[Stored data]
--------
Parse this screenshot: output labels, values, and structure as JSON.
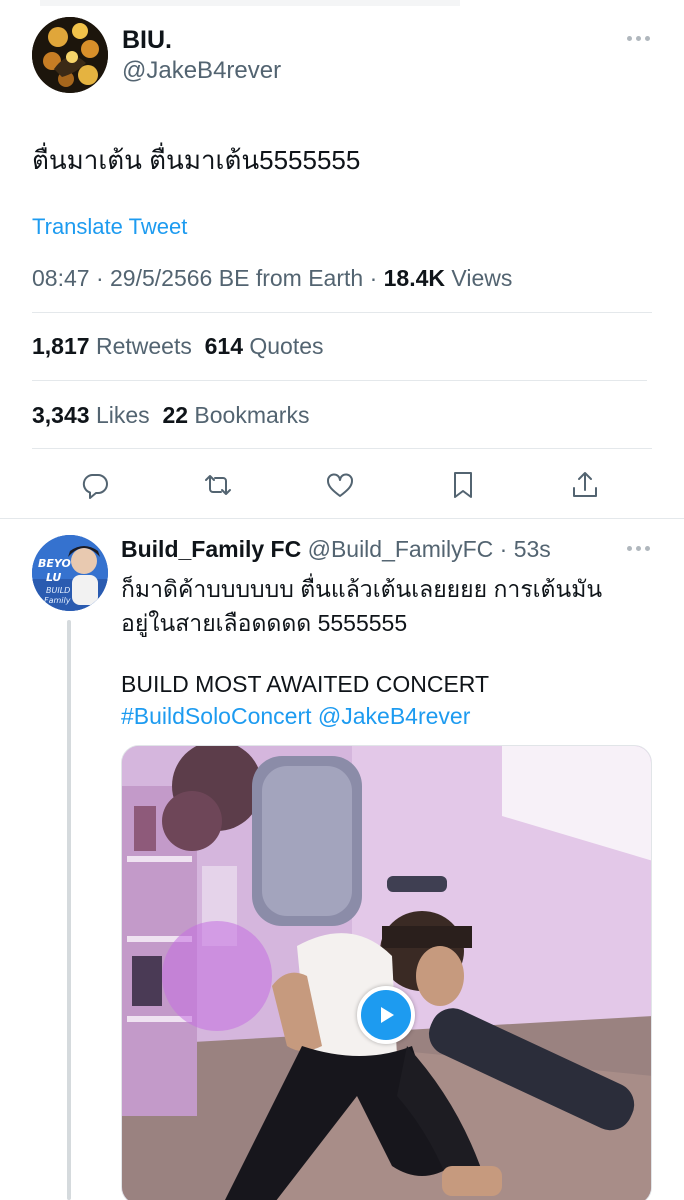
{
  "main_tweet": {
    "display_name": "BIU.",
    "handle": "@JakeB4rever",
    "text": "ตื่นมาเต้น ตื่นมาเต้น5555555",
    "translate_label": "Translate Tweet",
    "time": "08:47",
    "date": "29/5/2566 BE",
    "source": "from Earth",
    "views_count": "18.4K",
    "views_label": "Views",
    "retweets_count": "1,817",
    "retweets_label": "Retweets",
    "quotes_count": "614",
    "quotes_label": "Quotes",
    "likes_count": "3,343",
    "likes_label": "Likes",
    "bookmarks_count": "22",
    "bookmarks_label": "Bookmarks"
  },
  "actions": [
    "reply-icon",
    "retweet-icon",
    "like-icon",
    "bookmark-icon",
    "share-icon"
  ],
  "reply_tweet": {
    "display_name": "Build_Family FC",
    "handle": "@Build_FamilyFC",
    "time_ago": "53s",
    "text_line1": "ก็มาดิค้าบบบบบบ ตื่นแล้วเต้นเลยยยย การเต้นมัน",
    "text_line2": "อยู่ในสายเลือดดดด 5555555",
    "text_line3": "BUILD MOST AWAITED CONCERT",
    "hashtag": "#BuildSoloConcert",
    "mention": "@JakeB4rever"
  },
  "colors": {
    "link": "#1d9bf0",
    "secondary_text": "#536471",
    "primary_text": "#0f1419",
    "divider": "#e4e8eb"
  }
}
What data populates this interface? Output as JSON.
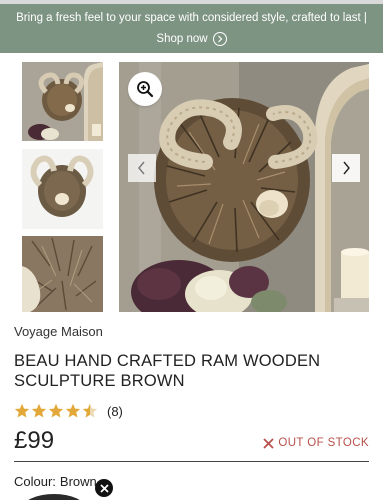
{
  "promo": {
    "message": "Bring a fresh feel to your space with considered style, crafted to last |",
    "cta": "Shop now"
  },
  "gallery": {
    "thumbnails": [
      "thumbnail-1",
      "thumbnail-2",
      "thumbnail-3"
    ],
    "main_image": "ram-sculpture-photo"
  },
  "product": {
    "brand": "Voyage Maison",
    "title": "BEAU HAND CRAFTED RAM WOODEN SCULPTURE BROWN",
    "rating": 4.5,
    "review_count": "(8)",
    "price": "£99",
    "stock_status": "OUT OF STOCK",
    "colour_label": "Colour:",
    "colour_value": "Brown"
  },
  "colors": {
    "promo_bg": "#7e9483",
    "stock": "#b7504a",
    "star": "#e2a93a"
  }
}
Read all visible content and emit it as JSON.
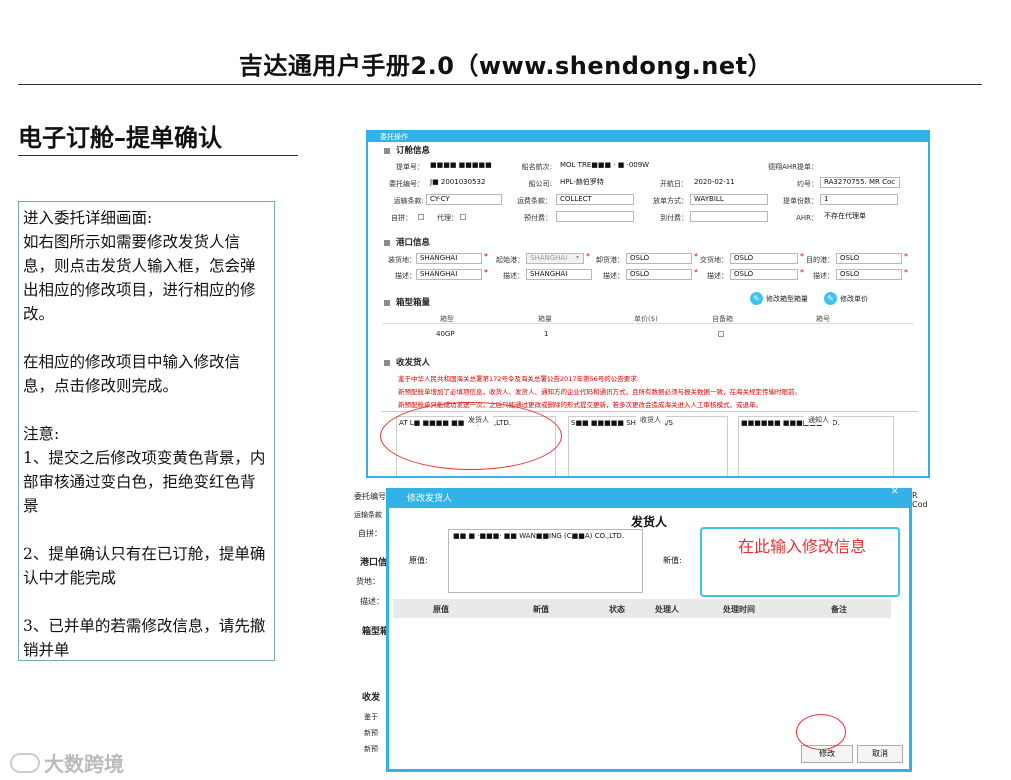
{
  "header": {
    "title": "吉达通用户手册2.0（www.shendong.net）"
  },
  "section": {
    "title": "电子订舱–提单确认"
  },
  "notes": {
    "text": "进入委托详细画面:\n如右图所示如需要修改发货人信息，则点击发货人输入框，怎会弹出相应的修改项目，进行相应的修改。\n\n在相应的修改项目中输入修改信息，点击修改则完成。\n\n注意:\n1、提交之后修改项变黄色背景，内部审核通过变白色，拒绝变红色背景\n\n2、提单确认只有在已订舱，提单确认中才能完成\n\n3、已并单的若需修改信息，请先撤销并单"
  },
  "watermark": {
    "text": "大数跨境"
  },
  "top_window": {
    "title": "委托操作",
    "booking_section": "订舱信息",
    "fields": {
      "bill_no_label": "提单号：",
      "bill_no_value": "■■■■ ■■■■■",
      "vessel_label": "船名航次:",
      "vessel_value": "MOL TRE■■■ · ■ ·009W",
      "ahr_label": "德翔AHR提单：",
      "entrust_label": "委托编号：",
      "entrust_value": "J■ 2001030532",
      "carrier_label": "船公司:",
      "carrier_value": "HPL-赫伯罗特",
      "sail_label": "开航日：",
      "sail_value": "2020-02-11",
      "contract_label": "约号：",
      "contract_value": "RA3270755. MR Coc",
      "transport_label": "运输条款:",
      "transport_value": "CY-CY",
      "freight_label": "运费条款：",
      "freight_value": "COLLECT",
      "release_label": "放单方式：",
      "release_value": "WAYBILL",
      "copies_label": "提单份数：",
      "copies_value": "1",
      "self_label": "自拼：",
      "agent_label": "代理：",
      "prepay_label": "预付费：",
      "collect_label": "到付费：",
      "ahr2_label": "AHR：",
      "ahr2_value": "不存在代理单"
    },
    "port_section": "港口信息",
    "ports": {
      "load_label": "装货地：",
      "load_value": "SHANGHAI",
      "origin_label": "起始港：",
      "origin_value": "SHANGHAI",
      "discharge_label": "卸货港：",
      "discharge_value": "OSLO",
      "delivery_label": "交货地：",
      "delivery_value": "OSLO",
      "dest_label": "目的港：",
      "dest_value": "OSLO",
      "desc_label": "描述：",
      "desc1": "SHANGHAI",
      "desc2": "SHANGHAI",
      "desc3": "OSLO",
      "desc4": "OSLO",
      "desc5": "OSLO"
    },
    "container_section": "箱型箱量",
    "container_buttons": {
      "edit_type": "修改箱型箱量",
      "edit_price": "修改单价"
    },
    "container_table": {
      "headers": [
        "箱型",
        "箱量",
        "单价($)",
        "自备箱",
        "箱号"
      ],
      "row": [
        "40GP",
        "1"
      ]
    },
    "party_section": "收发货人",
    "notice_lines": [
      "鉴于中华人民共和国海关总署第172号令及海关总署公告2017年第56号的公告要求:",
      "新预配舱单增加了必填项信息，收货人、发货人、通知方的企业代码和通讯方式，且所有数据必须与报关数据一致，在海关规定传输时限前。",
      "新预配舱单只能成功发送一次，之后只能通过更改或删除的形式提交更新，若多次更改会造成海关进入人工审核模式，或退单。"
    ],
    "parties": {
      "shipper_label": "发货人",
      "shipper_value": "AT L■ ■■■■ ■■ NA) CO.,LTD.",
      "consignee_label": "收货人",
      "consignee_value": "S■■ ■■■■■ SHIPPING A/S",
      "notify_label": "通知人",
      "notify_value": "■■■■■■ ■■■■■■ LTD."
    }
  },
  "bg_window": {
    "rows": [
      "委托编号",
      "运输条款",
      "自拼：",
      "港口信",
      "货地：",
      "描述：",
      "箱型箱",
      "收发",
      "鉴于",
      "新预",
      "新预"
    ],
    "right": "R Cod"
  },
  "dialog": {
    "title": "修改发货人",
    "heading": "发货人",
    "old_label": "原值:",
    "old_value": "■■ ■ ·■■■· ■■ WAN■■ING (C■■A) CO.,LTD.",
    "new_label": "新值:",
    "hint": "在此输入修改信息",
    "table_headers": [
      "原值",
      "新值",
      "状态",
      "处理人",
      "处理时间",
      "备注"
    ],
    "modify_label": "修改",
    "cancel_label": "取消",
    "close": "✕"
  }
}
--------
> _WHAT THE TASK ASKS_:
Search the entries for "OSLO" and copy out each line that has it.

> _SOLUTION FOR THIS EXERCISE_:
      "discharge_value": "OSLO",
      "delivery_value": "OSLO",
      "dest_value": "OSLO",
      "desc3": "OSLO",
      "desc4": "OSLO",
      "desc5": "OSLO"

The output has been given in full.